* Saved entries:
# # # #
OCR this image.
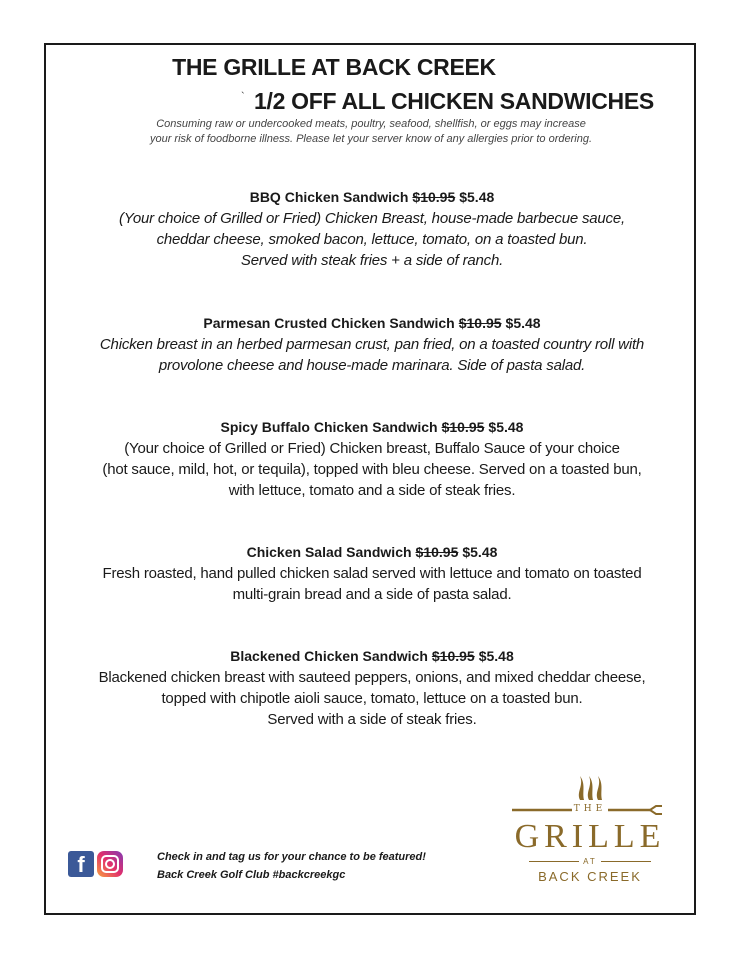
THE GRILLE AT BACK CREEK
` 1/2 OFF ALL CHICKEN SANDWICHES
Consuming raw or undercooked meats, poultry, seafood, shellfish, or eggs may increase
your risk of foodborne illness. Please let your server know of any allergies prior to ordering.
BBQ Chicken Sandwich $10.95 $5.48
(Your choice of Grilled or Fried) Chicken Breast, house-made barbecue sauce,
cheddar cheese, smoked bacon, lettuce, tomato, on a toasted bun.
Served with steak fries + a side of ranch.
Parmesan Crusted Chicken Sandwich $10.95 $5.48
Chicken breast in an herbed parmesan crust, pan fried, on a toasted country roll with
provolone cheese and house-made marinara. Side of pasta salad.
Spicy Buffalo Chicken Sandwich $10.95 $5.48
(Your choice of Grilled or Fried) Chicken breast, Buffalo Sauce of your choice
(hot sauce, mild, hot, or tequila), topped with bleu cheese. Served on a toasted bun,
with lettuce, tomato and a side of steak fries.
Chicken Salad Sandwich $10.95 $5.48
Fresh roasted, hand pulled chicken salad served with lettuce and tomato on toasted
multi-grain bread and a side of pasta salad.
Blackened Chicken Sandwich $10.95 $5.48
Blackened chicken breast with sauteed peppers, onions, and mixed cheddar cheese,
topped with chipotle aioli sauce, tomato, lettuce on a toasted bun.
Served with a side of steak fries.
f	Check in and tag us for your chance to be featured!
Back Creek Golf Club #backcreekgc
THE
GRILLE
AT
BACK CREEK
# # # #
* Directive: Provide only the count of lines in the material above that hold the word "Buffalo".

* Written solution: 2